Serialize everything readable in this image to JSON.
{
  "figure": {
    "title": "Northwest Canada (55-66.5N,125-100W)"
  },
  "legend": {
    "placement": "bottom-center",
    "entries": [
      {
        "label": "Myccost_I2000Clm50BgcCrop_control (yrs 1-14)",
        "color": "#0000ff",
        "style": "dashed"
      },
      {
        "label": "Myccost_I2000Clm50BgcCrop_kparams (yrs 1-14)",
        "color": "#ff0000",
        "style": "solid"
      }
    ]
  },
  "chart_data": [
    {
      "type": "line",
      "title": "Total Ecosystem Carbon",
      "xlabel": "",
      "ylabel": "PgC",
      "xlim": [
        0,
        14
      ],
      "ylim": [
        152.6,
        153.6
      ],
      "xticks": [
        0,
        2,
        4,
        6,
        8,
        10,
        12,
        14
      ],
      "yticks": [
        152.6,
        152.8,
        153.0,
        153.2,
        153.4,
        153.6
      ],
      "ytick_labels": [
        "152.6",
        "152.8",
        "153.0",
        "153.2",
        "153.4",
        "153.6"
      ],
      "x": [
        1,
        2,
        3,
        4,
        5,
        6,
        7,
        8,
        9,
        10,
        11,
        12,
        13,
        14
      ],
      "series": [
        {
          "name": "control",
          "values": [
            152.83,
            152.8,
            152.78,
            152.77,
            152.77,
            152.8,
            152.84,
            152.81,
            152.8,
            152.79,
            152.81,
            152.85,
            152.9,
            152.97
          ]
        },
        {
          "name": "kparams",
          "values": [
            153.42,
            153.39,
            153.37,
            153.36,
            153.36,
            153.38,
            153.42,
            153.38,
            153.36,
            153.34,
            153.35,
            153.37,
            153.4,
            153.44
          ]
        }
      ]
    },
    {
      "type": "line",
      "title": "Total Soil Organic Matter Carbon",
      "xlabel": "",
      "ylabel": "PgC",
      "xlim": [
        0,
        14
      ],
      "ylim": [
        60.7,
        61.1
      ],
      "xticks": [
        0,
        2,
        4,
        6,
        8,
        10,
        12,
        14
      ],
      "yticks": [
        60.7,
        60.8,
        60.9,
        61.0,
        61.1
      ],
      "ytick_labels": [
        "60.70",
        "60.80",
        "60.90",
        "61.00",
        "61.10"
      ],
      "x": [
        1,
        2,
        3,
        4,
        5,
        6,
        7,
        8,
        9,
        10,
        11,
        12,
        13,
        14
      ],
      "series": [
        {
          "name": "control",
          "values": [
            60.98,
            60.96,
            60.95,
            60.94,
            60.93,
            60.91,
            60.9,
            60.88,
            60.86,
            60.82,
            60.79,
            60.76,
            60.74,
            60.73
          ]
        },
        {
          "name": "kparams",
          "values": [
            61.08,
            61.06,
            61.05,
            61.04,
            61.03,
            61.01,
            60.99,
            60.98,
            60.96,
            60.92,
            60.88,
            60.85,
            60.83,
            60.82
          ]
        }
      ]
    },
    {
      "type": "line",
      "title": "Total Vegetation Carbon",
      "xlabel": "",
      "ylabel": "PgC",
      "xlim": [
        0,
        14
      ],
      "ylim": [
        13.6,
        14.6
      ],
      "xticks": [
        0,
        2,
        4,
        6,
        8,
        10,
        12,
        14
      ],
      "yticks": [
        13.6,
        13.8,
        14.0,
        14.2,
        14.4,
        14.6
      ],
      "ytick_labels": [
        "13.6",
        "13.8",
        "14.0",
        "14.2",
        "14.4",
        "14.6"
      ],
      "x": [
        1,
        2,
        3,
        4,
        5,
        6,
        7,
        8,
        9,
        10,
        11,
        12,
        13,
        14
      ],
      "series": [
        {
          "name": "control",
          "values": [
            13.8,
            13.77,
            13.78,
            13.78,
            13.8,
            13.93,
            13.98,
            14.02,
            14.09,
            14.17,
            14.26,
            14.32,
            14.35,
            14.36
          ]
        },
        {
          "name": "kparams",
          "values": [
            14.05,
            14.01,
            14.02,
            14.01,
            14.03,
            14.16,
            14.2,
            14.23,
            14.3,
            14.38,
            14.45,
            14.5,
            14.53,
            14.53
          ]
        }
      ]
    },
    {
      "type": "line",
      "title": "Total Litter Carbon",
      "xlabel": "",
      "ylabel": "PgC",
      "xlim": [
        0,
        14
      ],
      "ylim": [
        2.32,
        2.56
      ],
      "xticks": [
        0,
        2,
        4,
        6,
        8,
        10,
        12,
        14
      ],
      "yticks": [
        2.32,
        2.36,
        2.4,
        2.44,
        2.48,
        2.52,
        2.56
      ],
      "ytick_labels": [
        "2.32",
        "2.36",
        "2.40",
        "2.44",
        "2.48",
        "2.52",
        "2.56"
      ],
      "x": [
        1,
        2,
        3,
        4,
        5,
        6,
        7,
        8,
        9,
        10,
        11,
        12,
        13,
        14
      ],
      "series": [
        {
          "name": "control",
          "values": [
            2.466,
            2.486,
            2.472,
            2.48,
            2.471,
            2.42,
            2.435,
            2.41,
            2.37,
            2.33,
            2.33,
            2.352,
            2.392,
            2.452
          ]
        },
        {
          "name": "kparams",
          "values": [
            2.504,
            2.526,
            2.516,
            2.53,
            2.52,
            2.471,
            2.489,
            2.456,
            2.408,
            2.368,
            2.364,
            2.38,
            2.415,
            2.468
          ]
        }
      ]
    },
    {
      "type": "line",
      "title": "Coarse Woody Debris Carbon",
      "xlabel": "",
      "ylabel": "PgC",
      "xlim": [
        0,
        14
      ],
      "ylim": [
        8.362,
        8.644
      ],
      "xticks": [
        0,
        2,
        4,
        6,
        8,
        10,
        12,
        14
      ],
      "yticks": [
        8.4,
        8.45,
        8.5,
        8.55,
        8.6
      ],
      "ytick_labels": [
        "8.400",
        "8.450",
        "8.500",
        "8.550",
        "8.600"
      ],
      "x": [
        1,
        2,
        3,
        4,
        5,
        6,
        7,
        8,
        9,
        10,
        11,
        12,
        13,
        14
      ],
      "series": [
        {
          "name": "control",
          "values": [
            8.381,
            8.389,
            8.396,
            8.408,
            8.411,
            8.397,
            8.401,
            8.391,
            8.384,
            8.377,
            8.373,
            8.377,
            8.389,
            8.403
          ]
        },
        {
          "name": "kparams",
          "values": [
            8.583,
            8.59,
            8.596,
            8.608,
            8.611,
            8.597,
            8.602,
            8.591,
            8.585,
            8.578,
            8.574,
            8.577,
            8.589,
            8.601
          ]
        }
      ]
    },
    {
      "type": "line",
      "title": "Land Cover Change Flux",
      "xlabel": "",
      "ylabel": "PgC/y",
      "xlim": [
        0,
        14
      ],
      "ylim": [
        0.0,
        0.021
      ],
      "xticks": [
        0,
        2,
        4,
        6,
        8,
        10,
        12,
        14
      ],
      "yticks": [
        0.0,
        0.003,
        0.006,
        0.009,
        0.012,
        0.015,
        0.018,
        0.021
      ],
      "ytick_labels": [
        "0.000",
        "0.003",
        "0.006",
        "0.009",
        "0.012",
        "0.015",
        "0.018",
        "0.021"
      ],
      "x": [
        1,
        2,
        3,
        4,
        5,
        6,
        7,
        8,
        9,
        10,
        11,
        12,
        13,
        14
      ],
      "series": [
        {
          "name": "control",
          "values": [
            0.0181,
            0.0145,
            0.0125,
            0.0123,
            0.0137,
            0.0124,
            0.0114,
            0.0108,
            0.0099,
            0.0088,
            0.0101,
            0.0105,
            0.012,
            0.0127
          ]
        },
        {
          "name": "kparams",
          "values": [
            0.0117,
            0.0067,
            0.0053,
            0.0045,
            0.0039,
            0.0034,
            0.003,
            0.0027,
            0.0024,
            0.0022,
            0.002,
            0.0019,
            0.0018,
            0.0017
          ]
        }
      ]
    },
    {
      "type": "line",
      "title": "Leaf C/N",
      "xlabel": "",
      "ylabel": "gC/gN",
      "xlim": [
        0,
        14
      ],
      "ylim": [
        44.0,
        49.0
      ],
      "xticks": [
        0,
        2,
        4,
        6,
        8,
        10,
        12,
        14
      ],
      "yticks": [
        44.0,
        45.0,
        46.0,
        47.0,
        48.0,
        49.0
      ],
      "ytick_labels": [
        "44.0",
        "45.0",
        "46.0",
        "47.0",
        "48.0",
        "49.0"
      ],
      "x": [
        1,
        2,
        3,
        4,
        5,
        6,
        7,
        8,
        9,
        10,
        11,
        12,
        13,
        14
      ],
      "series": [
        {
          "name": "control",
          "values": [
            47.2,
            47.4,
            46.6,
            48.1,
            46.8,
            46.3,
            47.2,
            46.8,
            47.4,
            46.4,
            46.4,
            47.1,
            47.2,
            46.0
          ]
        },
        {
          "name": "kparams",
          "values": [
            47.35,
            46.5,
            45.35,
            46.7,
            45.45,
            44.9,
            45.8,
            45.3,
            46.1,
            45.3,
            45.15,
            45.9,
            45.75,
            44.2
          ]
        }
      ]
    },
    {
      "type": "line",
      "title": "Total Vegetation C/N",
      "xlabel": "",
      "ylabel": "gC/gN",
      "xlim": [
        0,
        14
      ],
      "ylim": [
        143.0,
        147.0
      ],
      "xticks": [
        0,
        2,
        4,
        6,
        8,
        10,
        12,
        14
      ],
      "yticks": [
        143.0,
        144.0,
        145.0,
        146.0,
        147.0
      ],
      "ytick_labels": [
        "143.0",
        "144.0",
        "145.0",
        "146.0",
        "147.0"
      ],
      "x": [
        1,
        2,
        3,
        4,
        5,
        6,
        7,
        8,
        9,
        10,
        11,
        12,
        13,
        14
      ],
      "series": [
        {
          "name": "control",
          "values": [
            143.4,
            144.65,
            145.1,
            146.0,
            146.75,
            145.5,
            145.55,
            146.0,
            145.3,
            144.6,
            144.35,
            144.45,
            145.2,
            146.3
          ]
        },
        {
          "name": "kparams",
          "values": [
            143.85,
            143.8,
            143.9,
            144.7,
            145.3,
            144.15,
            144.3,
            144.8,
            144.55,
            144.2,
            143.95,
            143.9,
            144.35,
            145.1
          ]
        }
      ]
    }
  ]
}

#### [Exercise]
Gather all lines of the records that include the word "title".

#### [Solution]
    "title": "Northwest Canada (55-66.5N,125-100W)"
      "title": "Total Ecosystem Carbon",
      "title": "Total Soil Organic Matter Carbon",
      "title": "Total Vegetation Carbon",
      "title": "Total Litter Carbon",
      "title": "Coarse Woody Debris Carbon",
      "title": "Land Cover Change Flux",
      "title": "Leaf C/N",
      "title": "Total Vegetation C/N",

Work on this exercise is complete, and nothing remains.